Material for this exercise
** start **

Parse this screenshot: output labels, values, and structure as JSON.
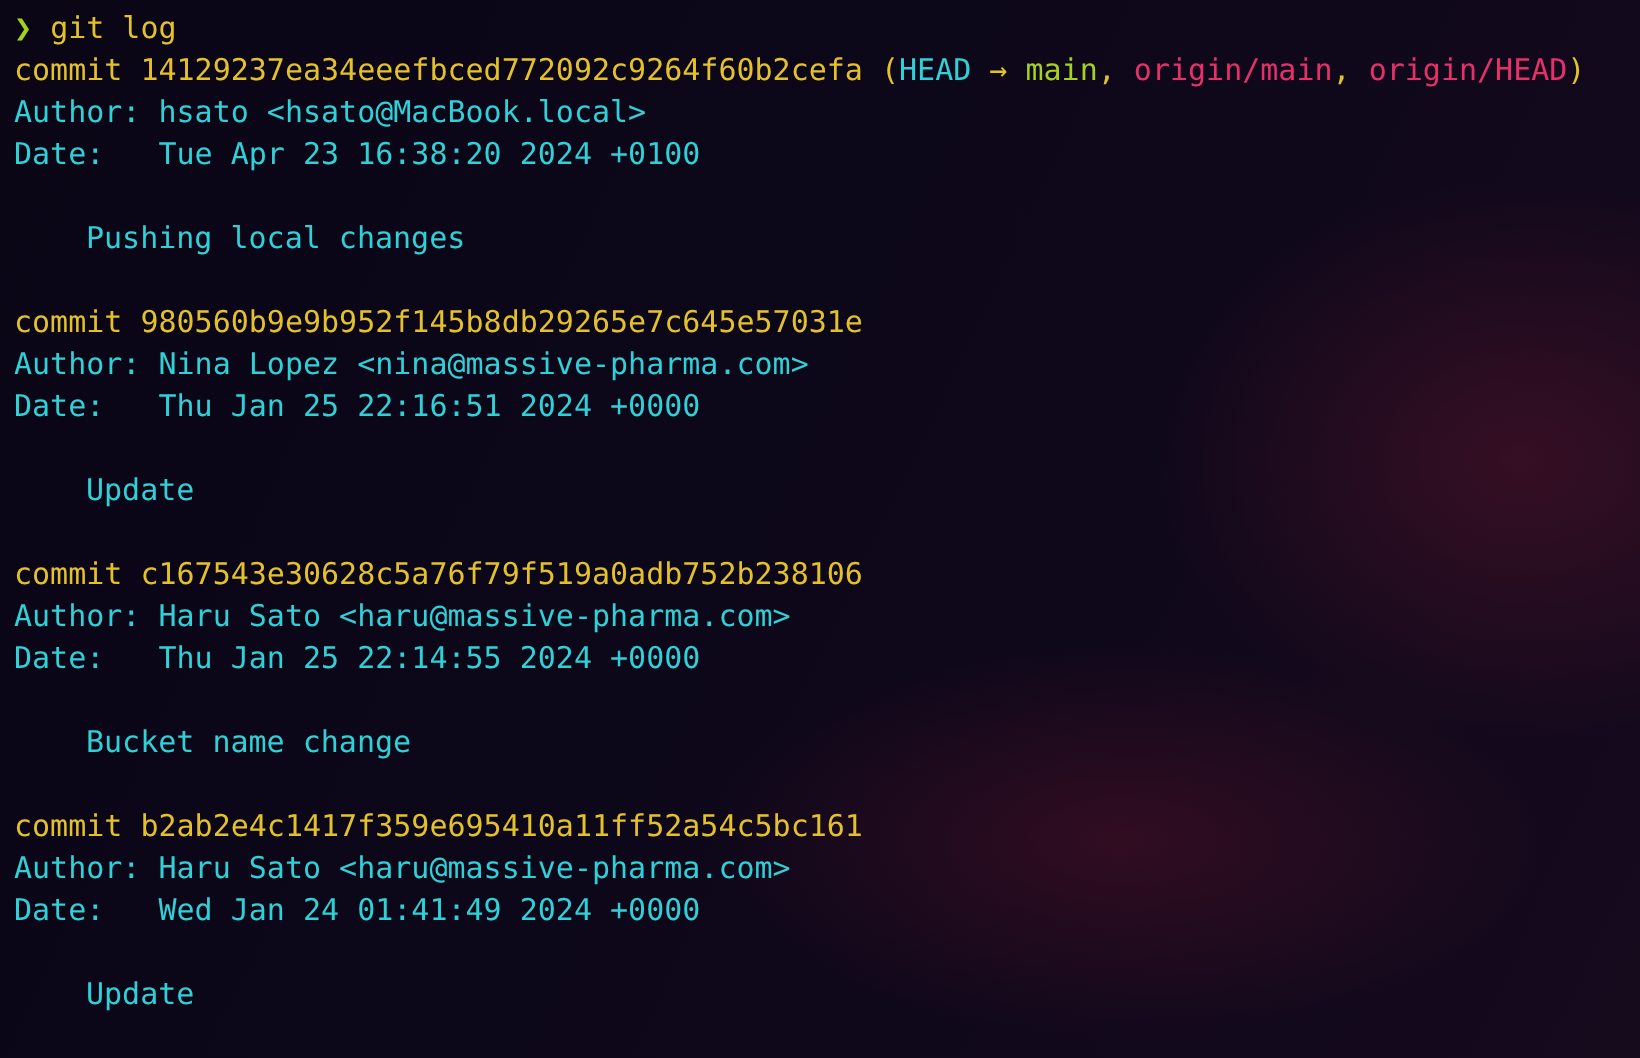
{
  "prompt": {
    "symbol": "❯",
    "command": "git log"
  },
  "commits": [
    {
      "keyword": "commit",
      "hash": "14129237ea34eeefbced772092c9264f60b2cefa",
      "refs": [
        {
          "text": "(",
          "kind": "punct"
        },
        {
          "text": "HEAD",
          "kind": "head"
        },
        {
          "text": " → ",
          "kind": "punct"
        },
        {
          "text": "main",
          "kind": "branch"
        },
        {
          "text": ", ",
          "kind": "punct"
        },
        {
          "text": "origin/main",
          "kind": "remote"
        },
        {
          "text": ", ",
          "kind": "punct"
        },
        {
          "text": "origin/HEAD",
          "kind": "remote"
        },
        {
          "text": ")",
          "kind": "punct"
        }
      ],
      "author": "Author: hsato <hsato@MacBook.local>",
      "date": "Date:   Tue Apr 23 16:38:20 2024 +0100",
      "message": "Pushing local changes"
    },
    {
      "keyword": "commit",
      "hash": "980560b9e9b952f145b8db29265e7c645e57031e",
      "author": "Author: Nina Lopez <nina@massive-pharma.com>",
      "date": "Date:   Thu Jan 25 22:16:51 2024 +0000",
      "message": "Update"
    },
    {
      "keyword": "commit",
      "hash": "c167543e30628c5a76f79f519a0adb752b238106",
      "author": "Author: Haru Sato <haru@massive-pharma.com>",
      "date": "Date:   Thu Jan 25 22:14:55 2024 +0000",
      "message": "Bucket name change"
    },
    {
      "keyword": "commit",
      "hash": "b2ab2e4c1417f359e695410a11ff52a54c5bc161",
      "author": "Author: Haru Sato <haru@massive-pharma.com>",
      "date": "Date:   Wed Jan 24 01:41:49 2024 +0000",
      "message": "Update"
    }
  ]
}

** end **

Prompt
Extract all the data above exactly, excluding every picture.

Result for this exercise
Parse this screenshot: output labels, values, and structure as JSON.
{
  "prompt": {
    "symbol": "❯",
    "command": "git log"
  },
  "commits": [
    {
      "keyword": "commit",
      "hash": "14129237ea34eeefbced772092c9264f60b2cefa",
      "refs": [
        {
          "text": "(",
          "kind": "punct"
        },
        {
          "text": "HEAD",
          "kind": "head"
        },
        {
          "text": " → ",
          "kind": "punct"
        },
        {
          "text": "main",
          "kind": "branch"
        },
        {
          "text": ", ",
          "kind": "punct"
        },
        {
          "text": "origin/main",
          "kind": "remote"
        },
        {
          "text": ", ",
          "kind": "punct"
        },
        {
          "text": "origin/HEAD",
          "kind": "remote"
        },
        {
          "text": ")",
          "kind": "punct"
        }
      ],
      "author": "Author: hsato <hsato@MacBook.local>",
      "date": "Date:   Tue Apr 23 16:38:20 2024 +0100",
      "message": "Pushing local changes"
    },
    {
      "keyword": "commit",
      "hash": "980560b9e9b952f145b8db29265e7c645e57031e",
      "author": "Author: Nina Lopez <nina@massive-pharma.com>",
      "date": "Date:   Thu Jan 25 22:16:51 2024 +0000",
      "message": "Update"
    },
    {
      "keyword": "commit",
      "hash": "c167543e30628c5a76f79f519a0adb752b238106",
      "author": "Author: Haru Sato <haru@massive-pharma.com>",
      "date": "Date:   Thu Jan 25 22:14:55 2024 +0000",
      "message": "Bucket name change"
    },
    {
      "keyword": "commit",
      "hash": "b2ab2e4c1417f359e695410a11ff52a54c5bc161",
      "author": "Author: Haru Sato <haru@massive-pharma.com>",
      "date": "Date:   Wed Jan 24 01:41:49 2024 +0000",
      "message": "Update"
    }
  ]
}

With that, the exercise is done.